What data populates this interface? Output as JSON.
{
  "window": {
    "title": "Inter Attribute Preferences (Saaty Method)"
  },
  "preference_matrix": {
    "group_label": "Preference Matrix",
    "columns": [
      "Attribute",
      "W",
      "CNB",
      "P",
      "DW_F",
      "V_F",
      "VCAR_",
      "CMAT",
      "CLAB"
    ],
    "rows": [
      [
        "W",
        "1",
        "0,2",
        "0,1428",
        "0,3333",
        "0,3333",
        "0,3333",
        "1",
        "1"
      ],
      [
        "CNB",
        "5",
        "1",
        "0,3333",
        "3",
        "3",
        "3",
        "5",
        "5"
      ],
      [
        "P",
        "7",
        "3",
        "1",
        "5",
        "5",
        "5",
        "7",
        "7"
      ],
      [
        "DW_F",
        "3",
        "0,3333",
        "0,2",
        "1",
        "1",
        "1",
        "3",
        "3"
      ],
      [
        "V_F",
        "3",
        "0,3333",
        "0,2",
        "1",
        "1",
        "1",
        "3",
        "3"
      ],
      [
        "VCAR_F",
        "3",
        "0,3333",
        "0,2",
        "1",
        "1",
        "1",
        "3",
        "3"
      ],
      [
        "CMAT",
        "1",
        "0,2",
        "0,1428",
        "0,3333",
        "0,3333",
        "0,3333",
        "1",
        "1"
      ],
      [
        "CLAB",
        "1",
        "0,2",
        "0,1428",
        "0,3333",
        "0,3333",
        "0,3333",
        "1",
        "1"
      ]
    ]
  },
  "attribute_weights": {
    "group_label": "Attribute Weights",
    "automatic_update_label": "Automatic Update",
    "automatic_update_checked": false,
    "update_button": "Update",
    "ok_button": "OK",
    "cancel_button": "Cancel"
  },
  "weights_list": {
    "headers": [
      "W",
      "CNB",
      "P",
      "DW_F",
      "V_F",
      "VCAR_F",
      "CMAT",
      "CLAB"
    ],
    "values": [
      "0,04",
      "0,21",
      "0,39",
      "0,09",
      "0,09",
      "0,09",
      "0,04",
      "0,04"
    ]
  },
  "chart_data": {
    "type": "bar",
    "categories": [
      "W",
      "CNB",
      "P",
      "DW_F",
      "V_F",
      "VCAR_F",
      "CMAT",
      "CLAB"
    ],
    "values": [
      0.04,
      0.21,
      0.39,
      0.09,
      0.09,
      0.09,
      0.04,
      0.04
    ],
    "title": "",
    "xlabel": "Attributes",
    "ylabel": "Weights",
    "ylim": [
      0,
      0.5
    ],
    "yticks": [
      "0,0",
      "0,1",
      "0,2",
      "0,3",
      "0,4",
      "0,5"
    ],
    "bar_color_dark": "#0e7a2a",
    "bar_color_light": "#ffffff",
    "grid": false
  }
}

####################

§ Aim: Using the data above, print every record exactly as shown.

§ Final answer:
What data populates this interface? Output as JSON.
{
  "window": {
    "title": "Inter Attribute Preferences (Saaty Method)"
  },
  "preference_matrix": {
    "group_label": "Preference Matrix",
    "columns": [
      "Attribute",
      "W",
      "CNB",
      "P",
      "DW_F",
      "V_F",
      "VCAR_",
      "CMAT",
      "CLAB"
    ],
    "rows": [
      [
        "W",
        "1",
        "0,2",
        "0,1428",
        "0,3333",
        "0,3333",
        "0,3333",
        "1",
        "1"
      ],
      [
        "CNB",
        "5",
        "1",
        "0,3333",
        "3",
        "3",
        "3",
        "5",
        "5"
      ],
      [
        "P",
        "7",
        "3",
        "1",
        "5",
        "5",
        "5",
        "7",
        "7"
      ],
      [
        "DW_F",
        "3",
        "0,3333",
        "0,2",
        "1",
        "1",
        "1",
        "3",
        "3"
      ],
      [
        "V_F",
        "3",
        "0,3333",
        "0,2",
        "1",
        "1",
        "1",
        "3",
        "3"
      ],
      [
        "VCAR_F",
        "3",
        "0,3333",
        "0,2",
        "1",
        "1",
        "1",
        "3",
        "3"
      ],
      [
        "CMAT",
        "1",
        "0,2",
        "0,1428",
        "0,3333",
        "0,3333",
        "0,3333",
        "1",
        "1"
      ],
      [
        "CLAB",
        "1",
        "0,2",
        "0,1428",
        "0,3333",
        "0,3333",
        "0,3333",
        "1",
        "1"
      ]
    ]
  },
  "attribute_weights": {
    "group_label": "Attribute Weights",
    "automatic_update_label": "Automatic Update",
    "automatic_update_checked": false,
    "update_button": "Update",
    "ok_button": "OK",
    "cancel_button": "Cancel"
  },
  "weights_list": {
    "headers": [
      "W",
      "CNB",
      "P",
      "DW_F",
      "V_F",
      "VCAR_F",
      "CMAT",
      "CLAB"
    ],
    "values": [
      "0,04",
      "0,21",
      "0,39",
      "0,09",
      "0,09",
      "0,09",
      "0,04",
      "0,04"
    ]
  },
  "chart_data": {
    "type": "bar",
    "categories": [
      "W",
      "CNB",
      "P",
      "DW_F",
      "V_F",
      "VCAR_F",
      "CMAT",
      "CLAB"
    ],
    "values": [
      0.04,
      0.21,
      0.39,
      0.09,
      0.09,
      0.09,
      0.04,
      0.04
    ],
    "title": "",
    "xlabel": "Attributes",
    "ylabel": "Weights",
    "ylim": [
      0,
      0.5
    ],
    "yticks": [
      "0,0",
      "0,1",
      "0,2",
      "0,3",
      "0,4",
      "0,5"
    ],
    "bar_color_dark": "#0e7a2a",
    "bar_color_light": "#ffffff",
    "grid": false
  }
}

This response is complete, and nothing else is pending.